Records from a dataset
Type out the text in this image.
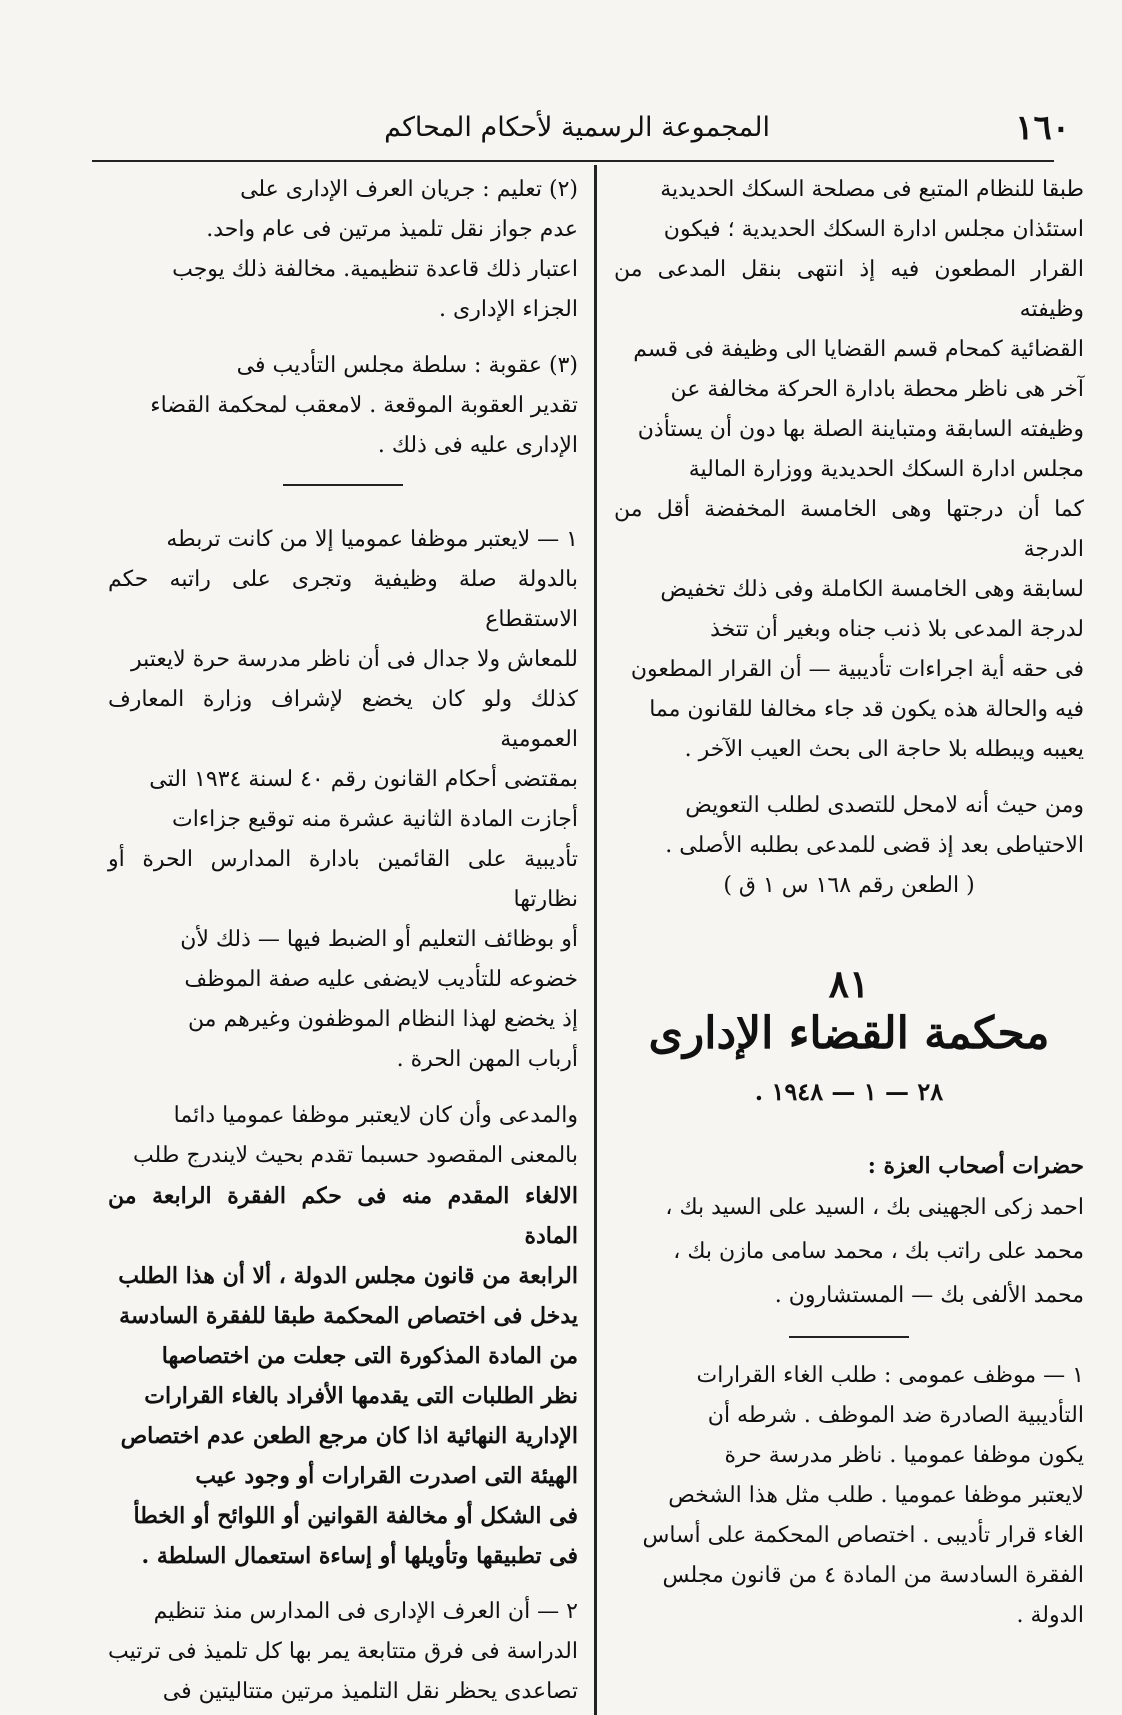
١٦٠
المجموعة الرسمية لأحكام المحاكم

طبقا للنظام المتبع فى مصلحة السكك الحديدية

استئذان مجلس ادارة السكك الحديدية ؛ فيكون

القرار المطعون فيه إذ انتهى بنقل المدعى من وظيفته

القضائية كمحام قسم القضايا الى وظيفة فى قسم

آخر هى ناظر محطة بادارة الحركة مخالفة عن

وظيفته السابقة ومتباينة الصلة بها دون أن يستأذن

مجلس ادارة السكك الحديدية ووزارة المالية

كما أن درجتها وهى الخامسة المخفضة أقل من الدرجة

لسابقة وهى الخامسة الكاملة وفى ذلك تخفيض

لدرجة المدعى بلا ذنب جناه وبغير أن تتخذ

فى حقه أية اجراءات تأديبية — أن القرار المطعون

فيه والحالة هذه يكون قد جاء مخالفا للقانون مما

يعيبه ويبطله بلا حاجة الى بحث العيب الآخر .

ومن حيث أنه لامحل للتصدى لطلب التعويض

الاحتياطى بعد إذ قضى للمدعى بطلبه الأصلى .

( الطعن رقم ١٦٨ س ١ ق )

٨١
محكمة القضاء الإدارى
٢٨ — ١ — ١٩٤٨ .

حضرات أصحاب العزة :

احمد زكى الجهينى بك ، السيد على السيد بك ،

محمد على راتب بك ، محمد سامى مازن بك ،

محمد الألفى بك — المستشارون .

١ — موظف عمومى : طلب الغاء القرارات

التأديبية الصادرة ضد الموظف . شرطه أن

يكون موظفا عموميا . ناظر مدرسة حرة

لايعتبر موظفا عموميا . طلب مثل هذا الشخص

الغاء قرار تأديبى . اختصاص المحكمة على أساس

الفقرة السادسة من المادة ٤ من قانون مجلس

الدولة .

(٢) تعليم : جريان العرف الإدارى على

عدم جواز نقل تلميذ مرتين فى عام واحد.

اعتبار ذلك قاعدة تنظيمية. مخالفة ذلك يوجب

الجزاء الإدارى .

(٣) عقوبة : سلطة مجلس التأديب فى

تقدير العقوبة الموقعة . لامعقب لمحكمة القضاء

الإدارى عليه فى ذلك .

١ — لايعتبر موظفا عموميا إلا من كانت تربطه

بالدولة صلة وظيفية وتجرى على راتبه حكم الاستقطاع

للمعاش ولا جدال فى أن ناظر مدرسة حرة لايعتبر

كذلك ولو كان يخضع لإشراف وزارة المعارف العمومية

بمقتضى أحكام القانون رقم ٤٠ لسنة ١٩٣٤ التى

أجازت المادة الثانية عشرة منه توقيع جزاءات

تأديبية على القائمين بادارة المدارس الحرة أو نظارتها

أو بوظائف التعليم أو الضبط فيها — ذلك لأن

خضوعه للتأديب لايضفى عليه صفة الموظف

إذ يخضع لهذا النظام الموظفون وغيرهم من

أرباب المهن الحرة .

والمدعى وأن كان لايعتبر موظفا عموميا دائما

بالمعنى المقصود حسبما تقدم بحيث لايندرج طلب

الالغاء المقدم منه فى حكم الفقرة الرابعة من المادة

الرابعة من قانون مجلس الدولة ، ألا أن هذا الطلب

يدخل فى اختصاص المحكمة طبقا للفقرة السادسة

من المادة المذكورة التى جعلت من اختصاصها

نظر الطلبات التى يقدمها الأفراد بالغاء القرارات

الإدارية النهائية اذا كان مرجع الطعن عدم اختصاص

الهيئة التى اصدرت القرارات أو وجود عيب

فى الشكل أو مخالفة القوانين أو اللوائح أو الخطأ

فى تطبيقها وتأويلها أو إساءة استعمال السلطة .

٢ — أن العرف الإدارى فى المدارس منذ تنظيم

الدراسة فى فرق متتابعة يمر بها كل تلميذ فى ترتيب

تصاعدى يحظر نقل التلميذ مرتين متتاليتين فى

Aim of the task = Repeat verbatim all the material, but not the pictures.

Task answer =
Type out the text in this image.
١٦٠
المجموعة الرسمية لأحكام المحاكم

طبقا للنظام المتبع فى مصلحة السكك الحديدية

استئذان مجلس ادارة السكك الحديدية ؛ فيكون

القرار المطعون فيه إذ انتهى بنقل المدعى من وظيفته

القضائية كمحام قسم القضايا الى وظيفة فى قسم

آخر هى ناظر محطة بادارة الحركة مخالفة عن

وظيفته السابقة ومتباينة الصلة بها دون أن يستأذن

مجلس ادارة السكك الحديدية ووزارة المالية

كما أن درجتها وهى الخامسة المخفضة أقل من الدرجة

لسابقة وهى الخامسة الكاملة وفى ذلك تخفيض

لدرجة المدعى بلا ذنب جناه وبغير أن تتخذ

فى حقه أية اجراءات تأديبية — أن القرار المطعون

فيه والحالة هذه يكون قد جاء مخالفا للقانون مما

يعيبه ويبطله بلا حاجة الى بحث العيب الآخر .

ومن حيث أنه لامحل للتصدى لطلب التعويض

الاحتياطى بعد إذ قضى للمدعى بطلبه الأصلى .

( الطعن رقم ١٦٨ س ١ ق )

٨١
محكمة القضاء الإدارى
٢٨ — ١ — ١٩٤٨ .

حضرات أصحاب العزة :

احمد زكى الجهينى بك ، السيد على السيد بك ،

محمد على راتب بك ، محمد سامى مازن بك ،

محمد الألفى بك — المستشارون .

١ — موظف عمومى : طلب الغاء القرارات

التأديبية الصادرة ضد الموظف . شرطه أن

يكون موظفا عموميا . ناظر مدرسة حرة

لايعتبر موظفا عموميا . طلب مثل هذا الشخص

الغاء قرار تأديبى . اختصاص المحكمة على أساس

الفقرة السادسة من المادة ٤ من قانون مجلس

الدولة .

(٢) تعليم : جريان العرف الإدارى على

عدم جواز نقل تلميذ مرتين فى عام واحد.

اعتبار ذلك قاعدة تنظيمية. مخالفة ذلك يوجب

الجزاء الإدارى .

(٣) عقوبة : سلطة مجلس التأديب فى

تقدير العقوبة الموقعة . لامعقب لمحكمة القضاء

الإدارى عليه فى ذلك .

١ — لايعتبر موظفا عموميا إلا من كانت تربطه

بالدولة صلة وظيفية وتجرى على راتبه حكم الاستقطاع

للمعاش ولا جدال فى أن ناظر مدرسة حرة لايعتبر

كذلك ولو كان يخضع لإشراف وزارة المعارف العمومية

بمقتضى أحكام القانون رقم ٤٠ لسنة ١٩٣٤ التى

أجازت المادة الثانية عشرة منه توقيع جزاءات

تأديبية على القائمين بادارة المدارس الحرة أو نظارتها

أو بوظائف التعليم أو الضبط فيها — ذلك لأن

خضوعه للتأديب لايضفى عليه صفة الموظف

إذ يخضع لهذا النظام الموظفون وغيرهم من

أرباب المهن الحرة .

والمدعى وأن كان لايعتبر موظفا عموميا دائما

بالمعنى المقصود حسبما تقدم بحيث لايندرج طلب

الالغاء المقدم منه فى حكم الفقرة الرابعة من المادة

الرابعة من قانون مجلس الدولة ، ألا أن هذا الطلب

يدخل فى اختصاص المحكمة طبقا للفقرة السادسة

من المادة المذكورة التى جعلت من اختصاصها

نظر الطلبات التى يقدمها الأفراد بالغاء القرارات

الإدارية النهائية اذا كان مرجع الطعن عدم اختصاص

الهيئة التى اصدرت القرارات أو وجود عيب

فى الشكل أو مخالفة القوانين أو اللوائح أو الخطأ

فى تطبيقها وتأويلها أو إساءة استعمال السلطة .

٢ — أن العرف الإدارى فى المدارس منذ تنظيم

الدراسة فى فرق متتابعة يمر بها كل تلميذ فى ترتيب

تصاعدى يحظر نقل التلميذ مرتين متتاليتين فى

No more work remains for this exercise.